What the task asks:
Write out each entry, exactly the way it appears.

Dataset entries:

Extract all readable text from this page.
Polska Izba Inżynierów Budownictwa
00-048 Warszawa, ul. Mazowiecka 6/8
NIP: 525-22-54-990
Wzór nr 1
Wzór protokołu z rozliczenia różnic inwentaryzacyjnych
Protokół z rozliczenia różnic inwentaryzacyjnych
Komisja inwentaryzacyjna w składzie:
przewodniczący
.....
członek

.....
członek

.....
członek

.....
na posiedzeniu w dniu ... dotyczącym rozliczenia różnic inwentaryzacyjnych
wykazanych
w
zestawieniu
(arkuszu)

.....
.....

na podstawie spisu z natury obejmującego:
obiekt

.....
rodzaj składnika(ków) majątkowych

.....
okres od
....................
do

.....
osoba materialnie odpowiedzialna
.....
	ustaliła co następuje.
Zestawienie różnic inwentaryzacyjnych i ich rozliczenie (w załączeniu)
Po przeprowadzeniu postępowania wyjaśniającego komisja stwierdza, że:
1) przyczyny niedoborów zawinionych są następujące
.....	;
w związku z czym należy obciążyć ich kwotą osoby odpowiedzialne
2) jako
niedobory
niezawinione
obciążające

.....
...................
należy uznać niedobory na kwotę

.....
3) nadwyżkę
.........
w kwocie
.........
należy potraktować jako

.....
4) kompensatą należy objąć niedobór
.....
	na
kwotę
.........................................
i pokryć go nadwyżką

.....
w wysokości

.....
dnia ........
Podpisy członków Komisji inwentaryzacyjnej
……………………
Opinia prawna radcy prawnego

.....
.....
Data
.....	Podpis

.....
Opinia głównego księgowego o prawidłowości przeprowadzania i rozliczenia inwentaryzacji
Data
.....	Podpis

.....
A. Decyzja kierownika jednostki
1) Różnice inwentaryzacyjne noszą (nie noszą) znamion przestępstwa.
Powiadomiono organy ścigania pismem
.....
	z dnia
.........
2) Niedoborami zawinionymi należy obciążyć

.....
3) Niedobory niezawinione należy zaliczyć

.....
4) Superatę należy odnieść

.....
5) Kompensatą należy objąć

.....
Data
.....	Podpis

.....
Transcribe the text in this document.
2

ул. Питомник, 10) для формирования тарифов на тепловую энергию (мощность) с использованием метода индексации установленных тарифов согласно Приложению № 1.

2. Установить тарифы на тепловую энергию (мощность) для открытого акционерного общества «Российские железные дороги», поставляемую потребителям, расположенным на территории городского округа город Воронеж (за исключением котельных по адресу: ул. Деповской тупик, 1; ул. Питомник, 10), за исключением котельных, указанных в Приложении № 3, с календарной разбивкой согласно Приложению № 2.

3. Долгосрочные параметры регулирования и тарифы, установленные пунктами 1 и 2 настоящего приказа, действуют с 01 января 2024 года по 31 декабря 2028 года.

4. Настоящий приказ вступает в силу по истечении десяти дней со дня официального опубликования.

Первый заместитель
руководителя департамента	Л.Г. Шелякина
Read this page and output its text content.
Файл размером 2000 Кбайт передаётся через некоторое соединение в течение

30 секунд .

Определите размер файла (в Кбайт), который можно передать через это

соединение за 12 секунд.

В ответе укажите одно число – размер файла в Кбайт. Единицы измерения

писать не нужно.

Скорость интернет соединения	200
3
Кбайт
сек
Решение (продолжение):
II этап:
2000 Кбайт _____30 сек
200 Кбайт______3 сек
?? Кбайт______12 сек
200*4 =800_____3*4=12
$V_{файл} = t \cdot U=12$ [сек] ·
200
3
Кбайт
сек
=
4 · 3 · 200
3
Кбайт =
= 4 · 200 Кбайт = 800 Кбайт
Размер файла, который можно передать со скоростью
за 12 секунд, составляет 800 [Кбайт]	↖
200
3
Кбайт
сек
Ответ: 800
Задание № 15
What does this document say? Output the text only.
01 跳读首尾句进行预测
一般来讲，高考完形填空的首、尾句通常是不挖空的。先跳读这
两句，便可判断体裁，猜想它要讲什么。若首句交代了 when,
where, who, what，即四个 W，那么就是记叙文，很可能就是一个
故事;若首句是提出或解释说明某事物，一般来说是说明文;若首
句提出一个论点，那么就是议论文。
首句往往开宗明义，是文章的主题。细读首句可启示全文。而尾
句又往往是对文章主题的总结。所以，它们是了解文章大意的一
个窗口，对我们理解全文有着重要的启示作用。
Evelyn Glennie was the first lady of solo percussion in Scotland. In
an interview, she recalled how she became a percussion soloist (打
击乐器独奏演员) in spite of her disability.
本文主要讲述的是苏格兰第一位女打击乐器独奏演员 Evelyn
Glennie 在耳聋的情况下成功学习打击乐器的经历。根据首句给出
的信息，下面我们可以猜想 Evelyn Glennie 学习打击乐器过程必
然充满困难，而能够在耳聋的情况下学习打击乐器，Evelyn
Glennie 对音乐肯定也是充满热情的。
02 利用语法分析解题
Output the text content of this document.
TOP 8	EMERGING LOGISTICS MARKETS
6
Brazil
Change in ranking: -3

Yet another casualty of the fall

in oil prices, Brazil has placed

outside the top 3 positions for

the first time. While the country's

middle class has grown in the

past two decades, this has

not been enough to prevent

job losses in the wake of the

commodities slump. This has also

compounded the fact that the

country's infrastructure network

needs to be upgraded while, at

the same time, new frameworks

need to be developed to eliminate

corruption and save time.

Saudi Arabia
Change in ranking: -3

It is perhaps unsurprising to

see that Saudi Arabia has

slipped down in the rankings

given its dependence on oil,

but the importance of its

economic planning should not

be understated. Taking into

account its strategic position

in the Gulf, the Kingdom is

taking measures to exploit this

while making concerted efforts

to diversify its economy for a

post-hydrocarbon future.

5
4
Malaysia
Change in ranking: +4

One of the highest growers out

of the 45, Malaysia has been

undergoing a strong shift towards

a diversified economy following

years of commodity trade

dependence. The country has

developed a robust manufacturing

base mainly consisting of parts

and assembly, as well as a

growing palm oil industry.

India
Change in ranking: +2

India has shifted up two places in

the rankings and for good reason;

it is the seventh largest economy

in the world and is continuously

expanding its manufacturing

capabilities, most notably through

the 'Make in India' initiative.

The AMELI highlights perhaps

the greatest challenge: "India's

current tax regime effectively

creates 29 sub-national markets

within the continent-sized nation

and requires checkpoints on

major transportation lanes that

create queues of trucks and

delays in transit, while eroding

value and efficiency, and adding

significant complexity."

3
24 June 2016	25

Result:
Extract all readable text from this page.
Polska Izba Inżynierów Budownictwa
00-048 Warszawa, ul. Mazowiecka 6/8
NIP: 525-22-54-990
Wzór nr 1
Wzór protokołu z rozliczenia różnic inwentaryzacyjnych
Protokół z rozliczenia różnic inwentaryzacyjnych
Komisja inwentaryzacyjna w składzie:
przewodniczący
.....
członek

.....
członek

.....
członek

.....
na posiedzeniu w dniu ... dotyczącym rozliczenia różnic inwentaryzacyjnych
wykazanych
w
zestawieniu
(arkuszu)

.....
.....

na podstawie spisu z natury obejmującego:
obiekt

.....
rodzaj składnika(ków) majątkowych

.....
okres od
....................
do

.....
osoba materialnie odpowiedzialna
.....
	ustaliła co następuje.
Zestawienie różnic inwentaryzacyjnych i ich rozliczenie (w załączeniu)
Po przeprowadzeniu postępowania wyjaśniającego komisja stwierdza, że:
1) przyczyny niedoborów zawinionych są następujące
.....	;
w związku z czym należy obciążyć ich kwotą osoby odpowiedzialne
2) jako
niedobory
niezawinione
obciążające

.....
...................
należy uznać niedobory na kwotę

.....
3) nadwyżkę
.........
w kwocie
.........
należy potraktować jako

.....
4) kompensatą należy objąć niedobór
.....
	na
kwotę
.........................................
i pokryć go nadwyżką

.....
w wysokości

.....
dnia ........
Podpisy członków Komisji inwentaryzacyjnej
……………………
Opinia prawna radcy prawnego

.....
.....
Data
.....	Podpis

.....
Opinia głównego księgowego o prawidłowości przeprowadzania i rozliczenia inwentaryzacji
Data
.....	Podpis

.....
A. Decyzja kierownika jednostki
1) Różnice inwentaryzacyjne noszą (nie noszą) znamion przestępstwa.
Powiadomiono organy ścigania pismem
.....
	z dnia
.........
2) Niedoborami zawinionymi należy obciążyć

.....
3) Niedobory niezawinione należy zaliczyć

.....
4) Superatę należy odnieść

.....
5) Kompensatą należy objąć

.....
Data
.....	Podpis

.....
Transcribe the text in this document.
2

ул. Питомник, 10) для формирования тарифов на тепловую энергию (мощность) с использованием метода индексации установленных тарифов согласно Приложению № 1.

2. Установить тарифы на тепловую энергию (мощность) для открытого акционерного общества «Российские железные дороги», поставляемую потребителям, расположенным на территории городского округа город Воронеж (за исключением котельных по адресу: ул. Деповской тупик, 1; ул. Питомник, 10), за исключением котельных, указанных в Приложении № 3, с календарной разбивкой согласно Приложению № 2.

3. Долгосрочные параметры регулирования и тарифы, установленные пунктами 1 и 2 настоящего приказа, действуют с 01 января 2024 года по 31 декабря 2028 года.

4. Настоящий приказ вступает в силу по истечении десяти дней со дня официального опубликования.

Первый заместитель
руководителя департамента	Л.Г. Шелякина
Read this page and output its text content.
Файл размером 2000 Кбайт передаётся через некоторое соединение в течение

30 секунд .

Определите размер файла (в Кбайт), который можно передать через это

соединение за 12 секунд.

В ответе укажите одно число – размер файла в Кбайт. Единицы измерения

писать не нужно.

Скорость интернет соединения	200
3
Кбайт
сек
Решение (продолжение):
II этап:
2000 Кбайт _____30 сек
200 Кбайт______3 сек
?? Кбайт______12 сек
200*4 =800_____3*4=12
$V_{файл} = t \cdot U=12$ [сек] ·
200
3
Кбайт
сек
=
4 · 3 · 200
3
Кбайт =
= 4 · 200 Кбайт = 800 Кбайт
Размер файла, который можно передать со скоростью
за 12 секунд, составляет 800 [Кбайт]	↖
200
3
Кбайт
сек
Ответ: 800
Задание № 15
What does this document say? Output the text only.
01 跳读首尾句进行预测
一般来讲，高考完形填空的首、尾句通常是不挖空的。先跳读这
两句，便可判断体裁，猜想它要讲什么。若首句交代了 when,
where, who, what，即四个 W，那么就是记叙文，很可能就是一个
故事;若首句是提出或解释说明某事物，一般来说是说明文;若首
句提出一个论点，那么就是议论文。
首句往往开宗明义，是文章的主题。细读首句可启示全文。而尾
句又往往是对文章主题的总结。所以，它们是了解文章大意的一
个窗口，对我们理解全文有着重要的启示作用。
Evelyn Glennie was the first lady of solo percussion in Scotland. In
an interview, she recalled how she became a percussion soloist (打
击乐器独奏演员) in spite of her disability.
本文主要讲述的是苏格兰第一位女打击乐器独奏演员 Evelyn
Glennie 在耳聋的情况下成功学习打击乐器的经历。根据首句给出
的信息，下面我们可以猜想 Evelyn Glennie 学习打击乐器过程必
然充满困难，而能够在耳聋的情况下学习打击乐器，Evelyn
Glennie 对音乐肯定也是充满热情的。
02 利用语法分析解题
Output the text content of this document.
TOP 8	EMERGING LOGISTICS MARKETS
6
Brazil
Change in ranking: -3

Yet another casualty of the fall

in oil prices, Brazil has placed

outside the top 3 positions for

the first time. While the country's

middle class has grown in the

past two decades, this has

not been enough to prevent

job losses in the wake of the

commodities slump. This has also

compounded the fact that the

country's infrastructure network

needs to be upgraded while, at

the same time, new frameworks

need to be developed to eliminate

corruption and save time.

Saudi Arabia
Change in ranking: -3

It is perhaps unsurprising to

see that Saudi Arabia has

slipped down in the rankings

given its dependence on oil,

but the importance of its

economic planning should not

be understated. Taking into

account its strategic position

in the Gulf, the Kingdom is

taking measures to exploit this

while making concerted efforts

to diversify its economy for a

post-hydrocarbon future.

5
4
Malaysia
Change in ranking: +4

One of the highest growers out

of the 45, Malaysia has been

undergoing a strong shift towards

a diversified economy following

years of commodity trade

dependence. The country has

developed a robust manufacturing

base mainly consisting of parts

and assembly, as well as a

growing palm oil industry.

India
Change in ranking: +2

India has shifted up two places in

the rankings and for good reason;

it is the seventh largest economy

in the world and is continuously

expanding its manufacturing

capabilities, most notably through

the 'Make in India' initiative.

The AMELI highlights perhaps

the greatest challenge: "India's

current tax regime effectively

creates 29 sub-national markets

within the continent-sized nation

and requires checkpoints on

major transportation lanes that

create queues of trucks and

delays in transit, while eroding

value and efficiency, and adding

significant complexity."

3
24 June 2016	25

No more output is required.